*** 読解テキスト ***
エストリックス社ってどんなシャフトメーカー?
エストリックス社と聞いてすぐにシャフトメーカーだとわかる方は相当ゴルフシャフトに精通していると思います。まずはエストリックス社について少しだけ説明させて頂きます。
エストリックス社はシャフトメーカーである一方、三菱ケミカル社の代理店として「ディアマナ」や「TENSEI」の販売活動を主に行ってなっている会社です。エストリックス社のシャフトブランドとしてはかつて80t高弾性シート採用シャフトの「SHOCK WAVE」が人気モデルでした。現在発売されているブランドは飛距離追及タイプの長尺用シャフト「S-TRIXX VALMER BBX」があります。エストリックス社のシャフトは三菱ケミカルのシャフトラインナップにない個性的なシャフトが多いイメージです。
*** 収集データ ***
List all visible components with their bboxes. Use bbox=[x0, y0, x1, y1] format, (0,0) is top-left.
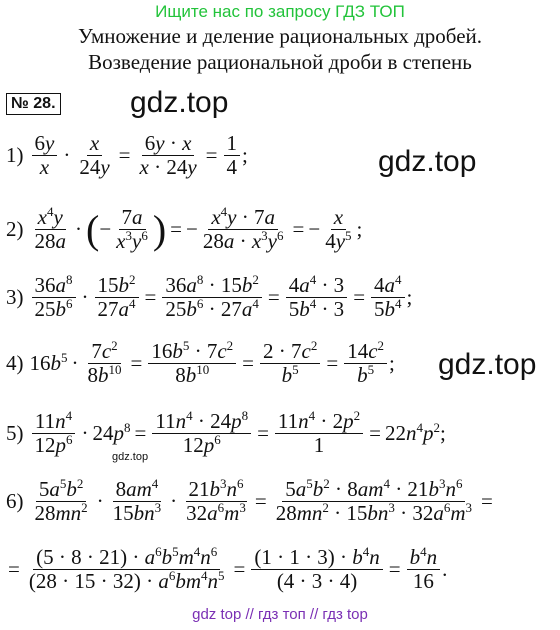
***
_課題内容:_ エストリックス社を紹介する本文を、最後の文のあとから書き継ぐこと。 この資料は別の出典から集めたものである。

_期待される出力:_
S-TRIXX X
三菱ケミカル社との関係が深い会社ですので、エストリックス社のシャフトは全て三菱ケミカル社製です。三菱ケミカル社の優れた素材を使って作られた新型シャフトの「S-TRIXX X」はどんな仕上がりなのか検証したいと思います。
外観デザイン
シャフト外観は手元側にXをモチーフにデザインした高級感のあるイオンプレーティング加工が施されています。イオンプレーティング加工のシャフトはかつて三菱ケミカルのディアマナなどの多くのモデルに採用されていましたが、エストリックスの最上級モデルにふさわしい高級感のある外観に仕上がっています。
シャフトスペック
「S-TRIXX X」は40グラム台、50グラム台、60グラム台の3つの重量帯のラインナップです。それぞれの重量のフレックスは、40と50がR・ S・ X。60がS・ Xを用意しています。カタログでのキックポイントは中元調子の「MID-HIGH」となっています。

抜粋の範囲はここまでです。